***** Records to use *****

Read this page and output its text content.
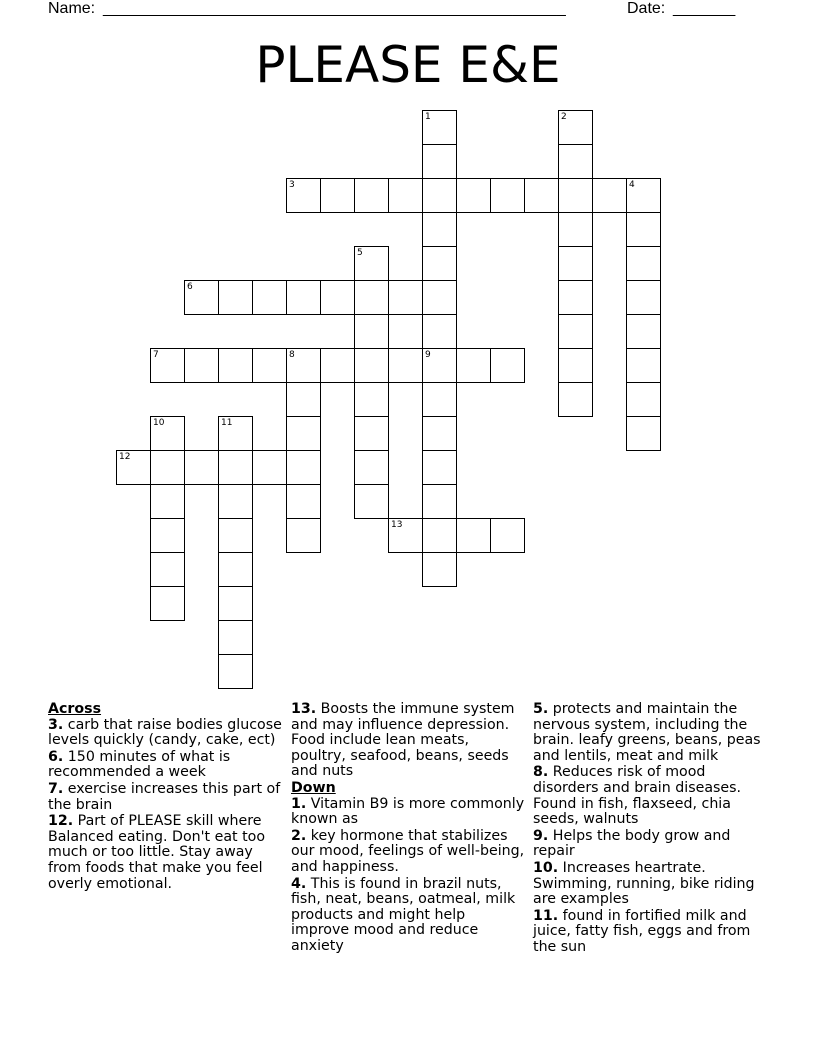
Name: ____________________________________________________	Date: _______
PLEASE E&E
3	4
6
7	8	9
12
13
1	2
5
10	11
Across
3. carb that raise bodies glucose levels quickly (candy, cake, ect)
6. 150 minutes of what is recommended a week
7. exercise increases this part of the brain
12. Part of PLEASE skill where Balanced eating. Don't eat too much or too little. Stay away from foods that make you feel overly emotional.
13. Boosts the immune system and may influence depression. Food include lean meats, poultry, seafood, beans, seeds and nuts
Down
1. Vitamin B9 is more commonly known as
2. key hormone that stabilizes our mood, feelings of well-being, and happiness.
4. This is found in brazil nuts, fish, neat, beans, oatmeal, milk products and might help improve mood and reduce anxiety
5. protects and maintain the nervous system, including the brain. leafy greens, beans, peas and lentils, meat and milk
8. Reduces risk of mood disorders and brain diseases. Found in fish, flaxseed, chia seeds, walnuts
9. Helps the body grow and repair
10. Increases heartrate. Swimming, running, bike riding are examples
11. found in fortified milk and juice, fatty fish, eggs and from the sun
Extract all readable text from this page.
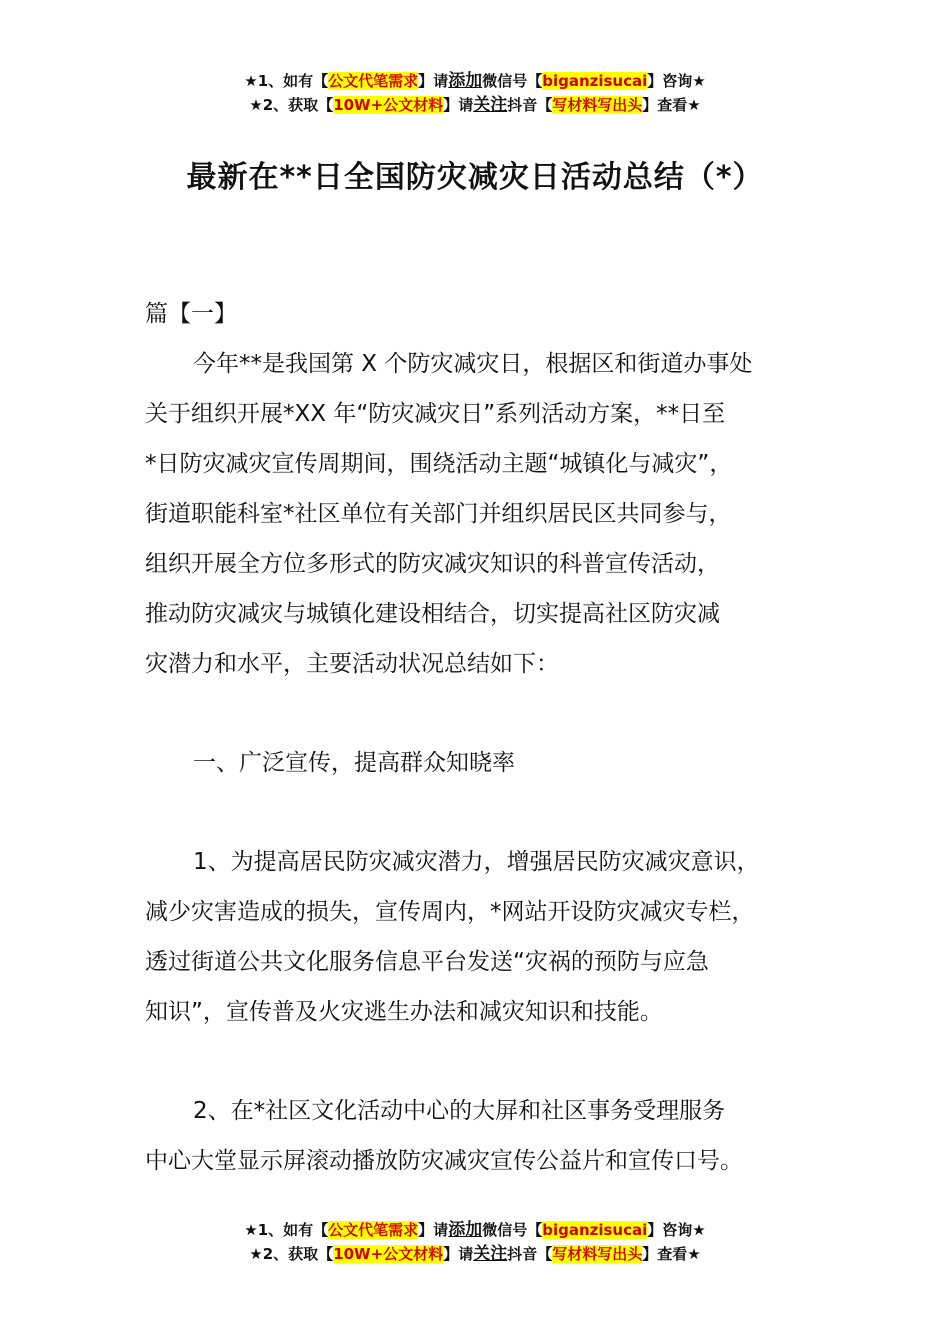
★1、如有【公文代笔需求】请添加微信号【biganzisucai】咨询★
★2、获取【10W+公文材料】请关注抖音【写材料写出头】查看★
最新在**日全国防灾减灾日活动总结（*）
篇【一】
今年**是我国第 X 个防灾减灾日，根据区和街道办事处
关于组织开展*XX 年“防灾减灾日”系列活动方案，**日至
*日防灾减灾宣传周期间，围绕活动主题“城镇化与减灾”，
街道职能科室*社区单位有关部门并组织居民区共同参与，
组织开展全方位多形式的防灾减灾知识的科普宣传活动，
推动防灾减灾与城镇化建设相结合，切实提高社区防灾减
灾潜力和水平，主要活动状况总结如下：
一、广泛宣传，提高群众知晓率
1、为提高居民防灾减灾潜力，增强居民防灾减灾意识，
减少灾害造成的损失，宣传周内，*网站开设防灾减灾专栏，
透过街道公共文化服务信息平台发送“灾祸的预防与应急
知识”，宣传普及火灾逃生办法和减灾知识和技能。
2、在*社区文化活动中心的大屏和社区事务受理服务
中心大堂显示屏滚动播放防灾减灾宣传公益片和宣传口号。
★1、如有【公文代笔需求】请添加微信号【biganzisucai】咨询★
★2、获取【10W+公文材料】请关注抖音【写材料写出头】查看★
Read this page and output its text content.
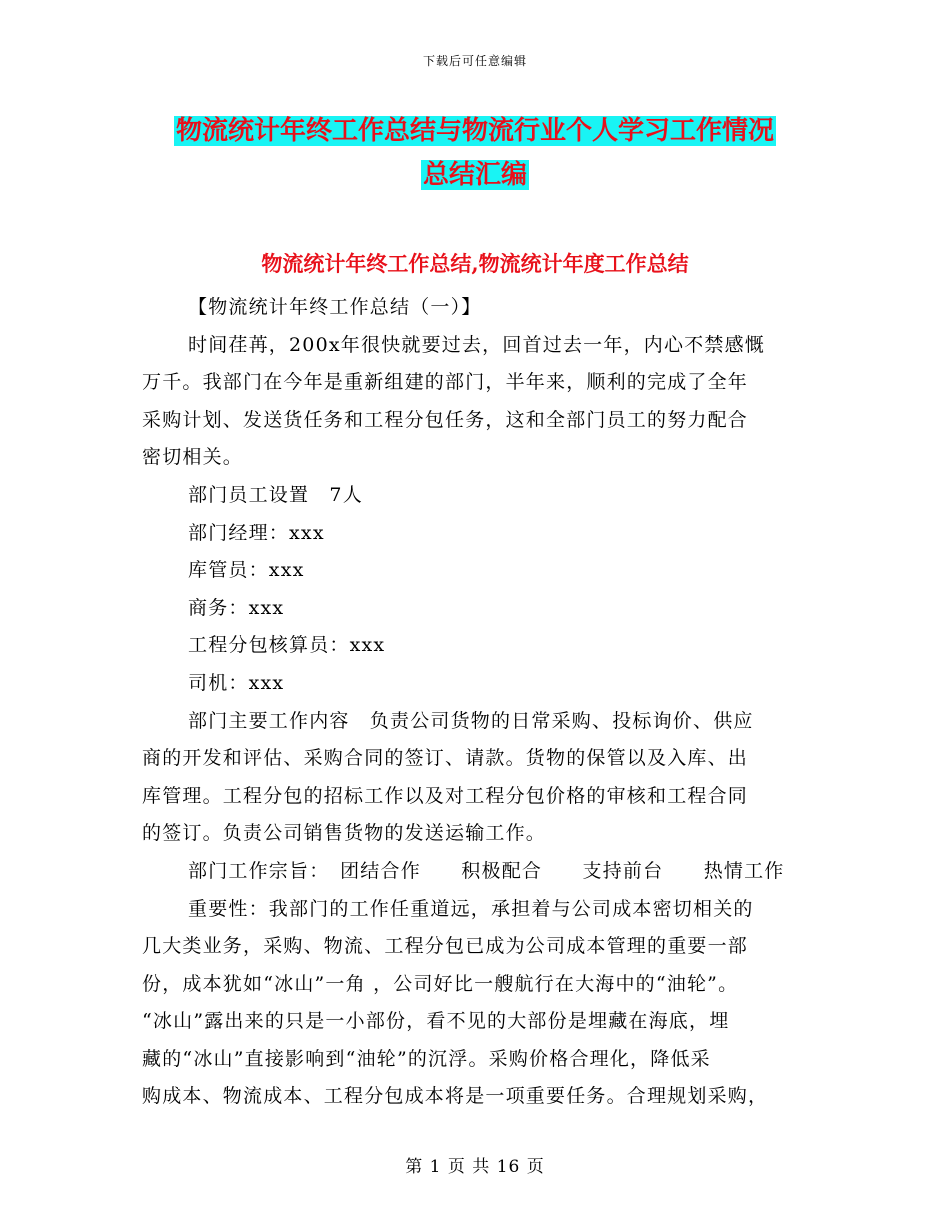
下载后可任意编辑
物流统计年终工作总结与物流行业个人学习工作情况
总结汇编
物流统计年终工作总结,物流统计年度工作总结
【物流统计年终工作总结（一）】
时间荏苒，200x年很快就要过去，回首过去一年，内心不禁感慨
万千。我部门在今年是重新组建的部门，半年来，顺利的完成了全年
采购计划、发送货任务和工程分包任务，这和全部门员工的努力配合
密切相关。
部门员工设置　7人
部门经理：xxx
库管员：xxx
商务：xxx
工程分包核算员：xxx
司机：xxx
部门主要工作内容　负责公司货物的日常采购、投标询价、供应
商的开发和评估、采购合同的签订、请款。货物的保管以及入库、出
库管理。工程分包的招标工作以及对工程分包价格的审核和工程合同
的签订。负责公司销售货物的发送运输工作。
部门工作宗旨：　团结合作　　积极配合　　支持前台　　热情工作
重要性：我部门的工作任重道远，承担着与公司成本密切相关的
几大类业务，采购、物流、工程分包已成为公司成本管理的重要一部
份，成本犹如“冰山”一角 ，公司好比一艘航行在大海中的“油轮”。
“冰山”露出来的只是一小部份，看不见的大部份是埋藏在海底，埋
藏的“冰山”直接影响到“油轮”的沉浮。采购价格合理化，降低采
购成本、物流成本、工程分包成本将是一项重要任务。合理规划采购，
第 1 页 共 16 页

*****

■ **Goal**
Only the number is wanted: how many lines in the data include the word "mood"?

■ **Answer for the task**
3